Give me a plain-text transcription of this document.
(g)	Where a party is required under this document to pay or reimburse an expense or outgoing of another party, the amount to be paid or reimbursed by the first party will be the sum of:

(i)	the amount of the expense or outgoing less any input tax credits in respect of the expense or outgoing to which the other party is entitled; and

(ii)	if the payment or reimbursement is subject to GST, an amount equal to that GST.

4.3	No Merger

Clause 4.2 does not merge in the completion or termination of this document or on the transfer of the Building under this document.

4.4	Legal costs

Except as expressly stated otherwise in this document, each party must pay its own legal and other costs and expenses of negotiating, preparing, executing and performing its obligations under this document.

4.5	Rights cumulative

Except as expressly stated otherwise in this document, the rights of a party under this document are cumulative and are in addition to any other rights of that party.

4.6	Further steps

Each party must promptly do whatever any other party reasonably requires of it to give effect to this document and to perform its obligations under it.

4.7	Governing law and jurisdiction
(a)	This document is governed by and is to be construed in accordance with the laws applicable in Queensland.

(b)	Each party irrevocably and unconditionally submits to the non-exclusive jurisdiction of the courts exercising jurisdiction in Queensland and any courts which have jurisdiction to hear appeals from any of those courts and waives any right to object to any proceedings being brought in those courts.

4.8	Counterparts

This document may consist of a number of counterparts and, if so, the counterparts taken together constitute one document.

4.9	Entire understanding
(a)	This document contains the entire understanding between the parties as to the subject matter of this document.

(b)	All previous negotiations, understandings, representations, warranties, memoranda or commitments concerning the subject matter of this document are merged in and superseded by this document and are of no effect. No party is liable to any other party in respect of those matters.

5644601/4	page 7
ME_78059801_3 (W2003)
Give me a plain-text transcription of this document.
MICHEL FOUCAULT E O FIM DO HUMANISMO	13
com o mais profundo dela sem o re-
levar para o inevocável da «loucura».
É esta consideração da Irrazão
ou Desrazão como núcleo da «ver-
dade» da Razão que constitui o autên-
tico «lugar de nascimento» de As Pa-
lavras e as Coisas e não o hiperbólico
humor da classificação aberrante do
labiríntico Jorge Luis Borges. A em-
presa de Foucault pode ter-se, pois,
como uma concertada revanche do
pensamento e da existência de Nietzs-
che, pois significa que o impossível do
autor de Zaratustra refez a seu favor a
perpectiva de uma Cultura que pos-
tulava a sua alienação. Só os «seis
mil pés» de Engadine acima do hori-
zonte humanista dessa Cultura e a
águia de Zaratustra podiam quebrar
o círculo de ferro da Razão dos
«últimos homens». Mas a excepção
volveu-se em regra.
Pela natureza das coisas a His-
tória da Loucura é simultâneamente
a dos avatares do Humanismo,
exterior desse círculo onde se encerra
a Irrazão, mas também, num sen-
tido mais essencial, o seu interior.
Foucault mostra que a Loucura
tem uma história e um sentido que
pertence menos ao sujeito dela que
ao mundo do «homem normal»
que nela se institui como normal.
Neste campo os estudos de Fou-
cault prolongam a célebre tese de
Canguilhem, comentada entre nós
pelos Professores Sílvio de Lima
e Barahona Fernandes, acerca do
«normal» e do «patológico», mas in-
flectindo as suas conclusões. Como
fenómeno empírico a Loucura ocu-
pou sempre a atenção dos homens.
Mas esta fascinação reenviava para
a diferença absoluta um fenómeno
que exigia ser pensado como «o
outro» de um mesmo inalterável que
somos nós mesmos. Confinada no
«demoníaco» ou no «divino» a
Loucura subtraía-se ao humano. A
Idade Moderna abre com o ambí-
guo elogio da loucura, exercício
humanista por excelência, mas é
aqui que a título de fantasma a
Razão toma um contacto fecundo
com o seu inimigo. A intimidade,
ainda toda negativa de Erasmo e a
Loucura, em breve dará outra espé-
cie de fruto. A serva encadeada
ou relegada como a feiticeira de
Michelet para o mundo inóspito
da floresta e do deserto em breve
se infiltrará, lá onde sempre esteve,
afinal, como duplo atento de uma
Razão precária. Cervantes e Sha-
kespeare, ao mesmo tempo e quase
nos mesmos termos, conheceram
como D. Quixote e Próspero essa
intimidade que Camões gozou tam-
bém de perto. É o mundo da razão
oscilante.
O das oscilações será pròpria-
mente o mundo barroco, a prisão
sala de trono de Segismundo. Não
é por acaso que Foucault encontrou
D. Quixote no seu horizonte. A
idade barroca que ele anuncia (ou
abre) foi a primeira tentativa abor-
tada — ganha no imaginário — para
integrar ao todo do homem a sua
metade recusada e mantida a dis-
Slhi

★ ★ ★

Using the entries above, state how many lines include the word "Irrazão", with no other words.

2